:: The problem ::
Transcribe all of the data exactly. Omit the pictures.

[Start Material for this task]

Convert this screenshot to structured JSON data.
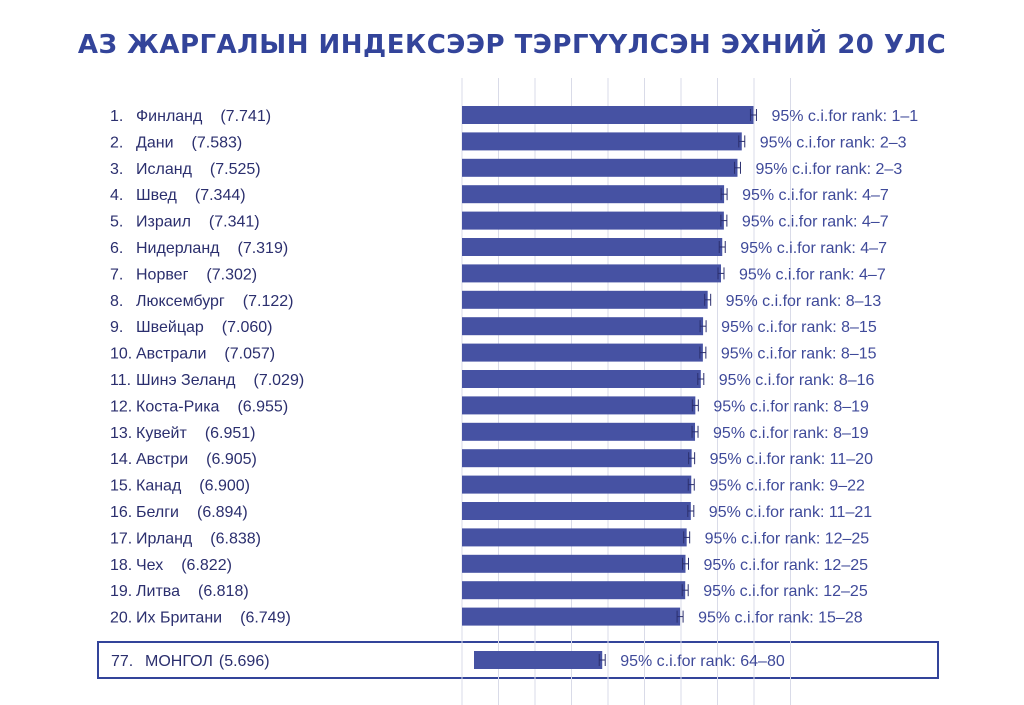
{
  "chart_data": {
    "type": "bar",
    "orientation": "horizontal",
    "title": "АЗ ЖАРГАЛЫН ИНДЕКСЭЭР ТЭРГҮҮЛСЭН ЭХНИЙ 20 УЛС",
    "xlim": [
      3.8,
      8.1
    ],
    "grid": true,
    "bar_color": "#4652a3",
    "entries": [
      {
        "rank": "1.",
        "country": "Финланд",
        "score_label": "(7.741)",
        "value": 7.741,
        "ci": "95% c.i.for rank: 1–1"
      },
      {
        "rank": "2.",
        "country": "Дани",
        "score_label": "(7.583)",
        "value": 7.583,
        "ci": "95% c.i.for rank: 2–3"
      },
      {
        "rank": "3.",
        "country": "Исланд",
        "score_label": "(7.525)",
        "value": 7.525,
        "ci": "95% c.i.for rank: 2–3"
      },
      {
        "rank": "4.",
        "country": "Швед",
        "score_label": "(7.344)",
        "value": 7.344,
        "ci": "95% c.i.for rank: 4–7"
      },
      {
        "rank": "5.",
        "country": "Израил",
        "score_label": "(7.341)",
        "value": 7.341,
        "ci": "95% c.i.for rank: 4–7"
      },
      {
        "rank": "6.",
        "country": "Нидерланд",
        "score_label": "(7.319)",
        "value": 7.319,
        "ci": "95% c.i.for rank: 4–7"
      },
      {
        "rank": "7.",
        "country": "Норвег",
        "score_label": "(7.302)",
        "value": 7.302,
        "ci": "95% c.i.for rank: 4–7"
      },
      {
        "rank": "8.",
        "country": "Люксембург",
        "score_label": "(7.122)",
        "value": 7.122,
        "ci": "95% c.i.for rank: 8–13"
      },
      {
        "rank": "9.",
        "country": "Швейцар",
        "score_label": "(7.060)",
        "value": 7.06,
        "ci": "95% c.i.for rank: 8–15"
      },
      {
        "rank": "10.",
        "country": "Австрали",
        "score_label": "(7.057)",
        "value": 7.057,
        "ci": "95% c.i.for rank: 8–15"
      },
      {
        "rank": "11.",
        "country": "Шинэ Зеланд",
        "score_label": "(7.029)",
        "value": 7.029,
        "ci": "95% c.i.for rank: 8–16"
      },
      {
        "rank": "12.",
        "country": "Коста-Рика",
        "score_label": "(6.955)",
        "value": 6.955,
        "ci": "95% c.i.for rank: 8–19"
      },
      {
        "rank": "13.",
        "country": "Кувейт",
        "score_label": "(6.951)",
        "value": 6.951,
        "ci": "95% c.i.for rank: 8–19"
      },
      {
        "rank": "14.",
        "country": "Австри",
        "score_label": "(6.905)",
        "value": 6.905,
        "ci": "95% c.i.for rank: 11–20"
      },
      {
        "rank": "15.",
        "country": "Канад",
        "score_label": "(6.900)",
        "value": 6.9,
        "ci": "95% c.i.for rank: 9–22"
      },
      {
        "rank": "16.",
        "country": "Белги",
        "score_label": "(6.894)",
        "value": 6.894,
        "ci": "95% c.i.for rank: 11–21"
      },
      {
        "rank": "17.",
        "country": "Ирланд",
        "score_label": "(6.838)",
        "value": 6.838,
        "ci": "95% c.i.for rank: 12–25"
      },
      {
        "rank": "18.",
        "country": "Чех",
        "score_label": "(6.822)",
        "value": 6.822,
        "ci": "95% c.i.for rank: 12–25"
      },
      {
        "rank": "19.",
        "country": "Литва",
        "score_label": "(6.818)",
        "value": 6.818,
        "ci": "95% c.i.for rank: 12–25"
      },
      {
        "rank": "20.",
        "country": "Их Британи",
        "score_label": "(6.749)",
        "value": 6.749,
        "ci": "95% c.i.for rank: 15–28"
      }
    ],
    "highlight": {
      "rank": "77.",
      "country": "МОНГОЛ",
      "score_label": "(5.696)",
      "value": 5.696,
      "ci": "95% c.i.for rank: 64–80"
    }
  }
}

[End Material for this task]

:: Finished exercise ::
Convert this screenshot to structured JSON data.
{
  "chart_data": {
    "type": "bar",
    "orientation": "horizontal",
    "title": "АЗ ЖАРГАЛЫН ИНДЕКСЭЭР ТЭРГҮҮЛСЭН ЭХНИЙ 20 УЛС",
    "xlim": [
      3.8,
      8.1
    ],
    "grid": true,
    "bar_color": "#4652a3",
    "entries": [
      {
        "rank": "1.",
        "country": "Финланд",
        "score_label": "(7.741)",
        "value": 7.741,
        "ci": "95% c.i.for rank: 1–1"
      },
      {
        "rank": "2.",
        "country": "Дани",
        "score_label": "(7.583)",
        "value": 7.583,
        "ci": "95% c.i.for rank: 2–3"
      },
      {
        "rank": "3.",
        "country": "Исланд",
        "score_label": "(7.525)",
        "value": 7.525,
        "ci": "95% c.i.for rank: 2–3"
      },
      {
        "rank": "4.",
        "country": "Швед",
        "score_label": "(7.344)",
        "value": 7.344,
        "ci": "95% c.i.for rank: 4–7"
      },
      {
        "rank": "5.",
        "country": "Израил",
        "score_label": "(7.341)",
        "value": 7.341,
        "ci": "95% c.i.for rank: 4–7"
      },
      {
        "rank": "6.",
        "country": "Нидерланд",
        "score_label": "(7.319)",
        "value": 7.319,
        "ci": "95% c.i.for rank: 4–7"
      },
      {
        "rank": "7.",
        "country": "Норвег",
        "score_label": "(7.302)",
        "value": 7.302,
        "ci": "95% c.i.for rank: 4–7"
      },
      {
        "rank": "8.",
        "country": "Люксембург",
        "score_label": "(7.122)",
        "value": 7.122,
        "ci": "95% c.i.for rank: 8–13"
      },
      {
        "rank": "9.",
        "country": "Швейцар",
        "score_label": "(7.060)",
        "value": 7.06,
        "ci": "95% c.i.for rank: 8–15"
      },
      {
        "rank": "10.",
        "country": "Австрали",
        "score_label": "(7.057)",
        "value": 7.057,
        "ci": "95% c.i.for rank: 8–15"
      },
      {
        "rank": "11.",
        "country": "Шинэ Зеланд",
        "score_label": "(7.029)",
        "value": 7.029,
        "ci": "95% c.i.for rank: 8–16"
      },
      {
        "rank": "12.",
        "country": "Коста-Рика",
        "score_label": "(6.955)",
        "value": 6.955,
        "ci": "95% c.i.for rank: 8–19"
      },
      {
        "rank": "13.",
        "country": "Кувейт",
        "score_label": "(6.951)",
        "value": 6.951,
        "ci": "95% c.i.for rank: 8–19"
      },
      {
        "rank": "14.",
        "country": "Австри",
        "score_label": "(6.905)",
        "value": 6.905,
        "ci": "95% c.i.for rank: 11–20"
      },
      {
        "rank": "15.",
        "country": "Канад",
        "score_label": "(6.900)",
        "value": 6.9,
        "ci": "95% c.i.for rank: 9–22"
      },
      {
        "rank": "16.",
        "country": "Белги",
        "score_label": "(6.894)",
        "value": 6.894,
        "ci": "95% c.i.for rank: 11–21"
      },
      {
        "rank": "17.",
        "country": "Ирланд",
        "score_label": "(6.838)",
        "value": 6.838,
        "ci": "95% c.i.for rank: 12–25"
      },
      {
        "rank": "18.",
        "country": "Чех",
        "score_label": "(6.822)",
        "value": 6.822,
        "ci": "95% c.i.for rank: 12–25"
      },
      {
        "rank": "19.",
        "country": "Литва",
        "score_label": "(6.818)",
        "value": 6.818,
        "ci": "95% c.i.for rank: 12–25"
      },
      {
        "rank": "20.",
        "country": "Их Британи",
        "score_label": "(6.749)",
        "value": 6.749,
        "ci": "95% c.i.for rank: 15–28"
      }
    ],
    "highlight": {
      "rank": "77.",
      "country": "МОНГОЛ",
      "score_label": "(5.696)",
      "value": 5.696,
      "ci": "95% c.i.for rank: 64–80"
    }
  }
}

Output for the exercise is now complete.